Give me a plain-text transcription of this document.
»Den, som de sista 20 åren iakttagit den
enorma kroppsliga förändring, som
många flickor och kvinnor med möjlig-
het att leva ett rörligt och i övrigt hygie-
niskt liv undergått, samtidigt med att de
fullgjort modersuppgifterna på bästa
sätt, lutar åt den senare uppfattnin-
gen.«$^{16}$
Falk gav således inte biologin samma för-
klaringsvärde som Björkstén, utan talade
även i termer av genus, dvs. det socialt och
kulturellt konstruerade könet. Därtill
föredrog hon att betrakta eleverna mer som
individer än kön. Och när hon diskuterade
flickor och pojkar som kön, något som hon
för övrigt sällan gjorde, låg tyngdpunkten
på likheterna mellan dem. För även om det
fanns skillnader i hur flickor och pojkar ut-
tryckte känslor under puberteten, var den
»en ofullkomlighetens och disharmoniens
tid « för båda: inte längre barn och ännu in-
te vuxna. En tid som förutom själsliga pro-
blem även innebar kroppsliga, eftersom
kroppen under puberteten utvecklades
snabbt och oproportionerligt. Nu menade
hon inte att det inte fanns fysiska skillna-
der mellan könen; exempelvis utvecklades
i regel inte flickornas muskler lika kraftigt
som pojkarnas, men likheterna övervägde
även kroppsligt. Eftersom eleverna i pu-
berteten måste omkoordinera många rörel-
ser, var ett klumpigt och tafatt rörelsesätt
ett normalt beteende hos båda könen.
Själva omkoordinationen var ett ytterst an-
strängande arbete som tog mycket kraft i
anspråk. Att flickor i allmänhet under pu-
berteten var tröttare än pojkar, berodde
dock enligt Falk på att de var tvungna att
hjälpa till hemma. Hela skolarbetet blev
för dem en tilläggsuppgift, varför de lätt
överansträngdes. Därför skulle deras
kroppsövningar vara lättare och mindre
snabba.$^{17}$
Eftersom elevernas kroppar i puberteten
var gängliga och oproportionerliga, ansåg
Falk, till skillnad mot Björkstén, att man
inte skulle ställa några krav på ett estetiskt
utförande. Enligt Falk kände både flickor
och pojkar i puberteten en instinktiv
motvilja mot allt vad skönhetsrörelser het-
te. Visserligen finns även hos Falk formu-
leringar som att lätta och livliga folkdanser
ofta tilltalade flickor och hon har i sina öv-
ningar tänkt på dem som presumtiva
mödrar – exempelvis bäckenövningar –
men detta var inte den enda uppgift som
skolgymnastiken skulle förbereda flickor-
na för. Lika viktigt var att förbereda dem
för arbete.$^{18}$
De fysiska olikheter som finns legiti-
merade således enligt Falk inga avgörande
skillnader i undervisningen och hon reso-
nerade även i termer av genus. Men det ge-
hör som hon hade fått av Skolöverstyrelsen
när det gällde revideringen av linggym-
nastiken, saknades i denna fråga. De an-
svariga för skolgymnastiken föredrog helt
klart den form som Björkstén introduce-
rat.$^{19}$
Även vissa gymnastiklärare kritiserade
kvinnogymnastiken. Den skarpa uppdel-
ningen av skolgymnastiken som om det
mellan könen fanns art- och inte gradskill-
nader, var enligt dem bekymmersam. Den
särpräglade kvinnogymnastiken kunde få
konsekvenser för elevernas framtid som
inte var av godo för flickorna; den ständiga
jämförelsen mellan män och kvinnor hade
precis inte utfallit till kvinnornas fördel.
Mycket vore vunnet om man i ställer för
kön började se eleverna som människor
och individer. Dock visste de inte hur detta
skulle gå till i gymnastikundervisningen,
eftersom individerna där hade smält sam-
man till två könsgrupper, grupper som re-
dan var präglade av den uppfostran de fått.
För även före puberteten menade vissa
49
● ● ●
**What to work on:** Give only the number of lines in the entries above that hold the string "kvinnogymnastiken".

**Reply:** 2